— WORK REQUIRED —
For the data below, report only the number of lines containing the string "zone".

— RECORDS FOR THE EXERCISE —
+++

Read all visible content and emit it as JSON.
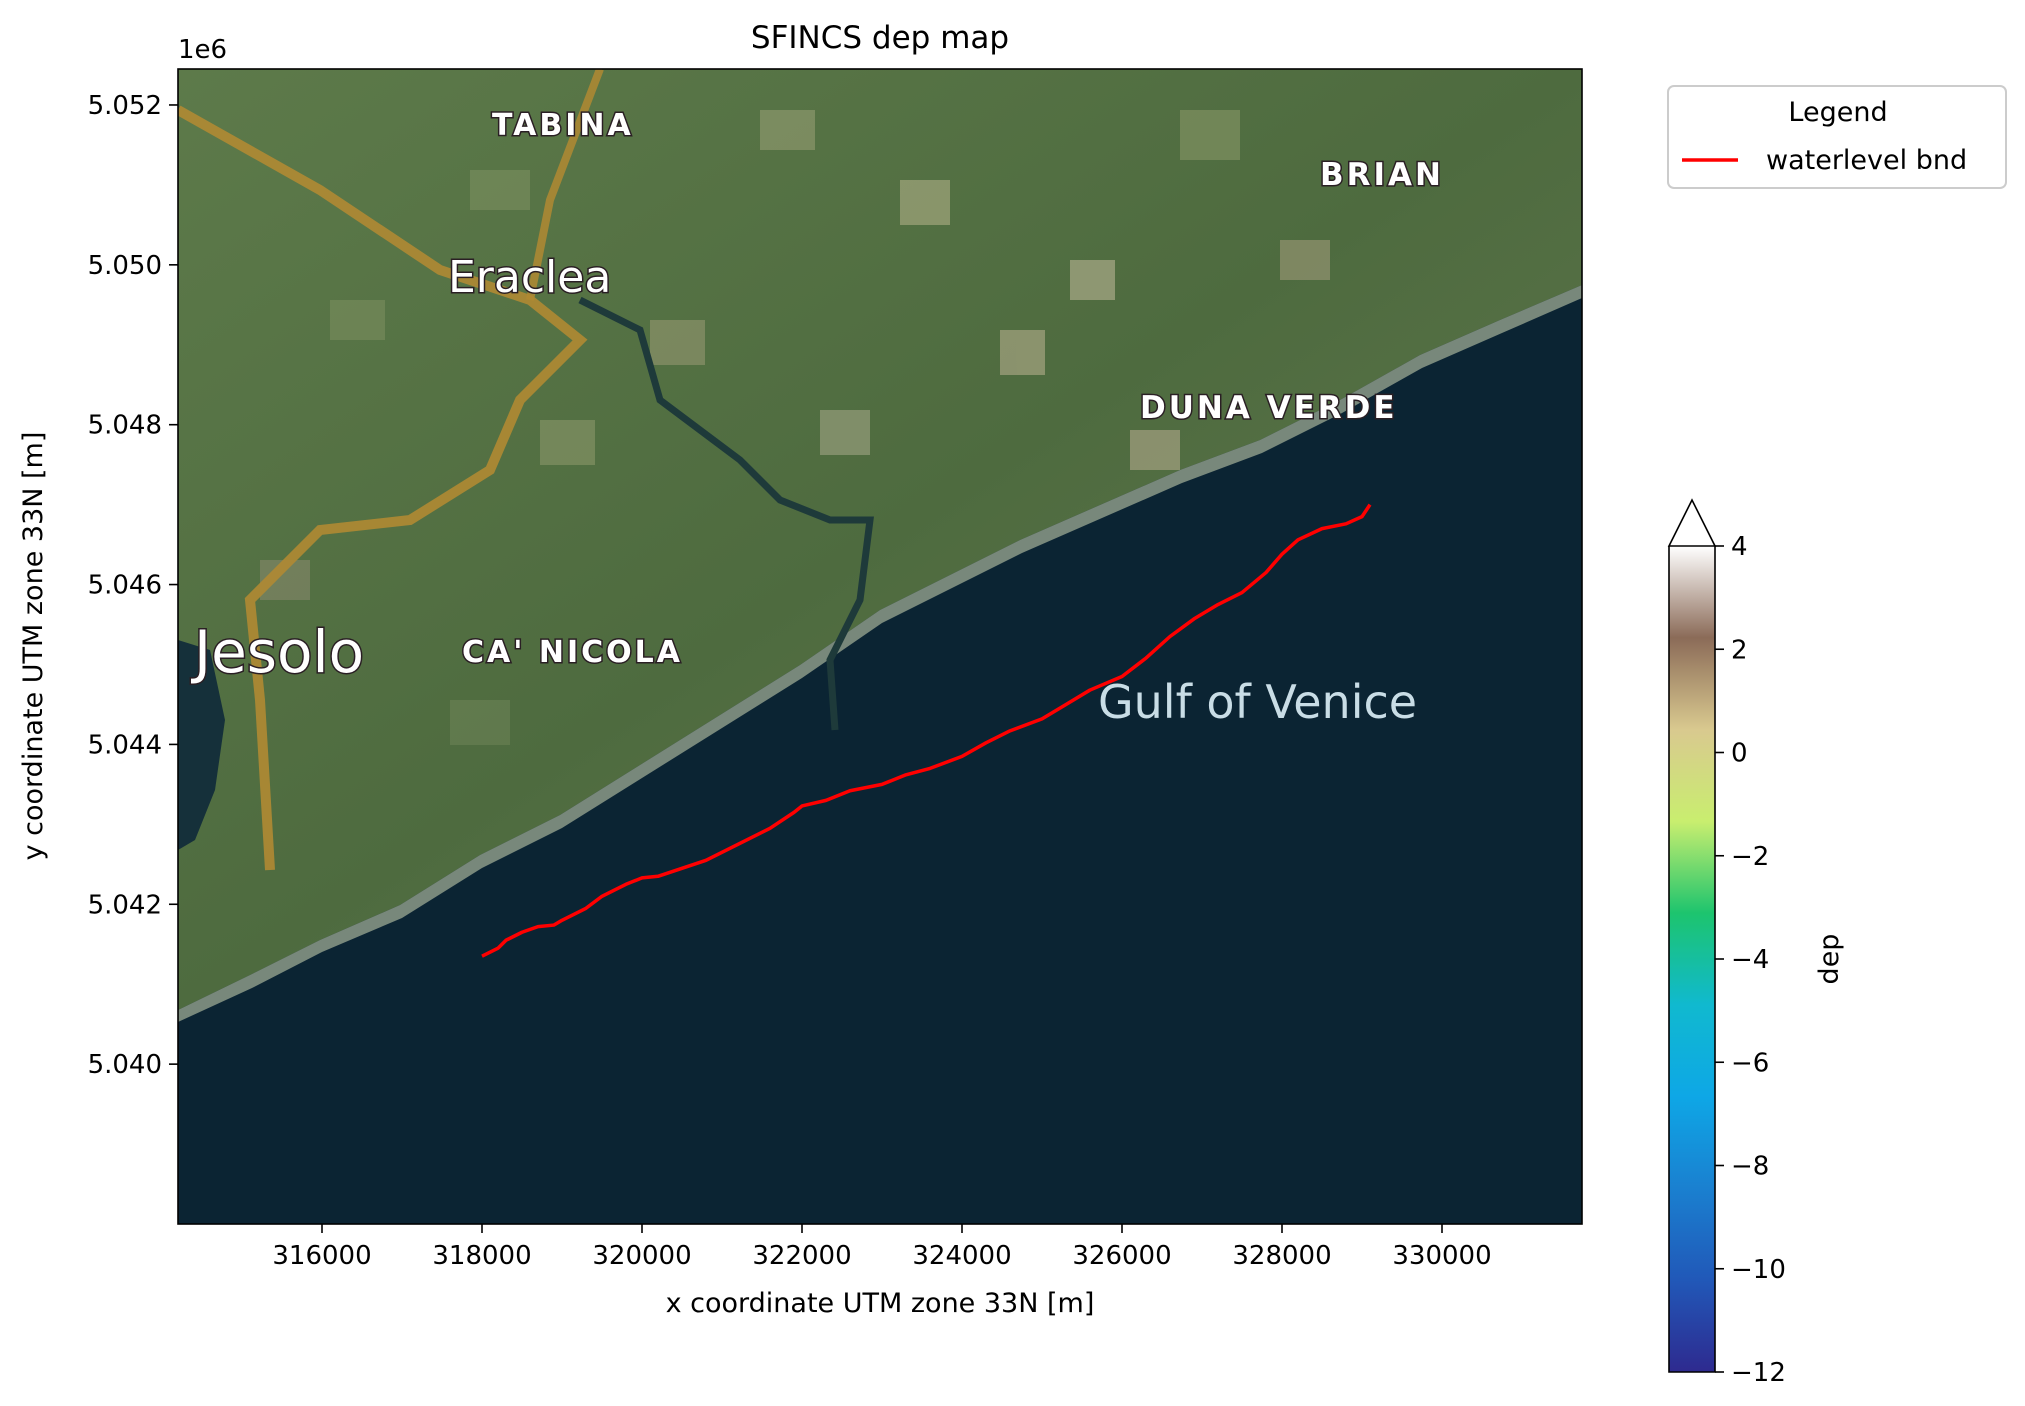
{
  "chart_data": {
    "type": "line",
    "title": "SFINCS dep map",
    "xlabel": "x coordinate UTM zone 33N [m]",
    "ylabel": "y coordinate UTM zone 33N [m]",
    "y_offset_label": "1e6",
    "xlim": [
      314200,
      331750
    ],
    "ylim": [
      5038000,
      5052450
    ],
    "x_ticks": [
      316000,
      318000,
      320000,
      322000,
      324000,
      326000,
      328000,
      330000
    ],
    "x_tick_labels": [
      "316000",
      "318000",
      "320000",
      "322000",
      "324000",
      "326000",
      "328000",
      "330000"
    ],
    "y_ticks": [
      5040000,
      5042000,
      5044000,
      5046000,
      5048000,
      5050000,
      5052000
    ],
    "y_tick_labels": [
      "5.040",
      "5.042",
      "5.044",
      "5.046",
      "5.048",
      "5.050",
      "5.052"
    ],
    "grid": false,
    "legend": {
      "title": "Legend",
      "placement": "outside upper-right",
      "entries": [
        {
          "label": "waterlevel bnd",
          "color": "#ff0000"
        }
      ]
    },
    "series": [
      {
        "name": "waterlevel bnd",
        "color": "#ff0000",
        "x": [
          318000,
          318200,
          318300,
          318500,
          318700,
          318900,
          319000,
          319300,
          319500,
          319800,
          320000,
          320200,
          320500,
          320800,
          321000,
          321300,
          321600,
          321900,
          322000,
          322300,
          322600,
          323000,
          323300,
          323600,
          324000,
          324300,
          324600,
          325000,
          325300,
          325600,
          326000,
          326300,
          326600,
          326900,
          327200,
          327500,
          327800,
          328000,
          328200,
          328500,
          328800,
          329000,
          329100
        ],
        "y": [
          5041350,
          5041450,
          5041550,
          5041650,
          5041720,
          5041740,
          5041800,
          5041950,
          5042100,
          5042250,
          5042330,
          5042350,
          5042450,
          5042550,
          5042650,
          5042800,
          5042950,
          5043150,
          5043230,
          5043300,
          5043420,
          5043500,
          5043620,
          5043700,
          5043850,
          5044020,
          5044170,
          5044320,
          5044500,
          5044680,
          5044850,
          5045080,
          5045350,
          5045570,
          5045750,
          5045900,
          5046150,
          5046380,
          5046560,
          5046700,
          5046760,
          5046850,
          5047000
        ]
      }
    ],
    "map_labels": [
      "TABINA",
      "BRIAN",
      "Eraclea",
      "DUNA VERDE",
      "Jesolo",
      "CA' NICOLA",
      "Gulf of Venice"
    ],
    "colorbar": {
      "label": "dep",
      "range": [
        -12,
        4
      ],
      "ticks": [
        4,
        2,
        0,
        -2,
        -4,
        -6,
        -8,
        -10,
        -12
      ],
      "tick_labels": [
        "4",
        "2",
        "0",
        "−2",
        "−4",
        "−6",
        "−8",
        "−10",
        "−12"
      ],
      "extend": "max",
      "colors": [
        "#2e2a8f",
        "#2158b8",
        "#1a80d0",
        "#0ea7e6",
        "#10b9cf",
        "#1dc46e",
        "#c9ee6f",
        "#d9c98f",
        "#8b6b58",
        "#ffffff"
      ]
    },
    "colors": {
      "sea": "#0b2433",
      "land": "#4d6a40",
      "shore": "#8c9a88",
      "road": "#b08a33",
      "river": "#1e3a3a"
    }
  }
}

+++

— WRITTEN SOLUTION —
2